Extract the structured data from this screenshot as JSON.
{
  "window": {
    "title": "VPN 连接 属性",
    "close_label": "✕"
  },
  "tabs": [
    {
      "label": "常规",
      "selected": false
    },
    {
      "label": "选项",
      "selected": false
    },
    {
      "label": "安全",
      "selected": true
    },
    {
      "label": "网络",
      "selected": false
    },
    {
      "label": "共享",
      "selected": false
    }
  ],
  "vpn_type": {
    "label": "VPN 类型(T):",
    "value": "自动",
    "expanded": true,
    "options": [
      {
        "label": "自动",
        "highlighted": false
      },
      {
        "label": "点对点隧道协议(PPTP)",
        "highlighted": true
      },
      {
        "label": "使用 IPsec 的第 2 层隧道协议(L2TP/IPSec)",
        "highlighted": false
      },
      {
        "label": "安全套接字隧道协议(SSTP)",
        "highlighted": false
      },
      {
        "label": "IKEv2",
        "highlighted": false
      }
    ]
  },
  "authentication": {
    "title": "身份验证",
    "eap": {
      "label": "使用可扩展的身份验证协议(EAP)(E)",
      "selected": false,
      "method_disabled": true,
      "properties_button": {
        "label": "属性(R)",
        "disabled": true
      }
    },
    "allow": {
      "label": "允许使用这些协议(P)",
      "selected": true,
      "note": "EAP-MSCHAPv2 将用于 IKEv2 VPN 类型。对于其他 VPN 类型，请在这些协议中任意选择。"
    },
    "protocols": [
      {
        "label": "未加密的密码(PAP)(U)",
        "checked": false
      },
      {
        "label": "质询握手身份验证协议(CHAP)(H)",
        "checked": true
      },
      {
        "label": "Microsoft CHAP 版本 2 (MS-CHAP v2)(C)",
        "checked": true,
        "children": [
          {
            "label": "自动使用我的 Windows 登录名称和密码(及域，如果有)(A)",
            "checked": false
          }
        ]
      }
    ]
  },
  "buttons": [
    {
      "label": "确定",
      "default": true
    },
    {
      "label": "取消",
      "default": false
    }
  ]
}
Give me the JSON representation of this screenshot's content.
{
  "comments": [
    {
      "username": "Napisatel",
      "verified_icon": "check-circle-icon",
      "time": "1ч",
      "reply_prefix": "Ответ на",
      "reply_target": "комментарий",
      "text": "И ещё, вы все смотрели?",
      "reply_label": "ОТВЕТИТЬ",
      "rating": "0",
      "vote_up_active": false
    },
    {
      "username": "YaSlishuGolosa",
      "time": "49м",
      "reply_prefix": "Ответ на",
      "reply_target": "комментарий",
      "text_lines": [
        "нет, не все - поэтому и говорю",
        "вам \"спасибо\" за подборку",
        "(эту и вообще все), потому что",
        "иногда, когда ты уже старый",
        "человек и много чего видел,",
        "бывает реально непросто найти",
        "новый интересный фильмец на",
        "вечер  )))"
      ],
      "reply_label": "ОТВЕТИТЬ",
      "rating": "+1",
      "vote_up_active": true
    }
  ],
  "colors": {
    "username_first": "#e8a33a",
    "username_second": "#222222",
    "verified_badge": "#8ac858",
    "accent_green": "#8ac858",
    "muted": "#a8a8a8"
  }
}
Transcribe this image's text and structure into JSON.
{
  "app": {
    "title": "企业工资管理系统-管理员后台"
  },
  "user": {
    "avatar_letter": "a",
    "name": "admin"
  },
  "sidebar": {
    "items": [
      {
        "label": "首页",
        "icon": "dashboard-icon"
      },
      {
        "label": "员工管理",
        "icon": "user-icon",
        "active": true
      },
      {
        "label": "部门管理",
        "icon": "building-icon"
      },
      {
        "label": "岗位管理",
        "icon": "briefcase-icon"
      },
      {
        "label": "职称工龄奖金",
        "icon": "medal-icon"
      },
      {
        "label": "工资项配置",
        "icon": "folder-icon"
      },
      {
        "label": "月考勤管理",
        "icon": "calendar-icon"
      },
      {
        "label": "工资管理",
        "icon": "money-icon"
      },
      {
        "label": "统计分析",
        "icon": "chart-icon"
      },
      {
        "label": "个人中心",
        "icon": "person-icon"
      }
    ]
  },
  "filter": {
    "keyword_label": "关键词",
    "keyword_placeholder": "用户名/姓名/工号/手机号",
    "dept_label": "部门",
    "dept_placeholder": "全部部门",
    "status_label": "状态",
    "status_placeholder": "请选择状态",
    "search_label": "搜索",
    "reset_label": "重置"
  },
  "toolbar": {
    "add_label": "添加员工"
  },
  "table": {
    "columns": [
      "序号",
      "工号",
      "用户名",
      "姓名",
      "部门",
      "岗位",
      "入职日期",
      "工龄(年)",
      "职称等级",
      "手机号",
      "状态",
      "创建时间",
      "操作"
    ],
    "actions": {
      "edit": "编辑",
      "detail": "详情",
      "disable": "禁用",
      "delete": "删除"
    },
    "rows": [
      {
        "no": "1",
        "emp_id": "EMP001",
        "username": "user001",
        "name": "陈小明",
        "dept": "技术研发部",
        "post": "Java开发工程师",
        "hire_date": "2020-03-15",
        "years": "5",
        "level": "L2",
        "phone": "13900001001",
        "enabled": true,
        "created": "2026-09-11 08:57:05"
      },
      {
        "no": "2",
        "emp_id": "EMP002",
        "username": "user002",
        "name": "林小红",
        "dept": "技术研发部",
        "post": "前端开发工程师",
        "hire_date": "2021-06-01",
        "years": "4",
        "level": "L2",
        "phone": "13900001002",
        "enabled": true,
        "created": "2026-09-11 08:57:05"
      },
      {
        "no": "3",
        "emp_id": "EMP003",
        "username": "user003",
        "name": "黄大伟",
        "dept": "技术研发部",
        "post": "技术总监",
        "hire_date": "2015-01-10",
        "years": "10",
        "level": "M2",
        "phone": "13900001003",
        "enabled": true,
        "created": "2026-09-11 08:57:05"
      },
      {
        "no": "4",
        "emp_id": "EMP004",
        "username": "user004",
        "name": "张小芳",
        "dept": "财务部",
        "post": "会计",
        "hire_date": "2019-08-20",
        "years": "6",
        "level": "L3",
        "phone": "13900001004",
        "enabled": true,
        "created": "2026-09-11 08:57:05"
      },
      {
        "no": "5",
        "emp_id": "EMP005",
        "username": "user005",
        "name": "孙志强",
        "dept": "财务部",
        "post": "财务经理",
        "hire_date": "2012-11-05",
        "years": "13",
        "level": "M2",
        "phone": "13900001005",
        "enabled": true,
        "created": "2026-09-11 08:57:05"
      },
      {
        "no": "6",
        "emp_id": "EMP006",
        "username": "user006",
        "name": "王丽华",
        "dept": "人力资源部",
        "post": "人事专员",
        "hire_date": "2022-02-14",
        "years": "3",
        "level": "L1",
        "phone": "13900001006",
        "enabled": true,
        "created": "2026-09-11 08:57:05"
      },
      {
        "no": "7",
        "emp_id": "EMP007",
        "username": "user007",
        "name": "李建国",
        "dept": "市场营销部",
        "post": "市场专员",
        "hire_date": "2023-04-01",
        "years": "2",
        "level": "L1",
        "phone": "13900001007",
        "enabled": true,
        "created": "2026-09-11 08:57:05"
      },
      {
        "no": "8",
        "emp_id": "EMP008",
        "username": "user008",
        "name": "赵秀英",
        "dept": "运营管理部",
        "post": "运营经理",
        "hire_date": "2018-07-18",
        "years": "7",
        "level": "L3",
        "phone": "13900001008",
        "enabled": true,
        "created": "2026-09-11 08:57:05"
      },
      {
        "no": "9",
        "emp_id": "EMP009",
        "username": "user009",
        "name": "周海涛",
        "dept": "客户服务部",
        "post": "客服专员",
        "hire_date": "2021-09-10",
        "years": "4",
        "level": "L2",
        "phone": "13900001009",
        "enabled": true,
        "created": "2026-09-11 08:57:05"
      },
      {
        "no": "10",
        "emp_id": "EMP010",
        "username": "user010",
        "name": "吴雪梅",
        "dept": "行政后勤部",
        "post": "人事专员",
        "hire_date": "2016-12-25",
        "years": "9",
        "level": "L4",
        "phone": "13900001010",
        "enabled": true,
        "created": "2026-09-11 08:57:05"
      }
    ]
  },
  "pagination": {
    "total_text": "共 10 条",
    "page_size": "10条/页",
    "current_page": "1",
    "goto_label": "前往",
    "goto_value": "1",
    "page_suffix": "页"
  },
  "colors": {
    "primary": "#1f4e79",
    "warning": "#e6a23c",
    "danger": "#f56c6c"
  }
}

**TASK DIRECTIONS**
Copy every line in the entries above that has the string "JSON" in it.

**RESPONSE TO THIS TASK**
Extract the structured data from this screenshot as JSON.
Give me the JSON representation of this screenshot's content.
Transcribe this image's text and structure into JSON.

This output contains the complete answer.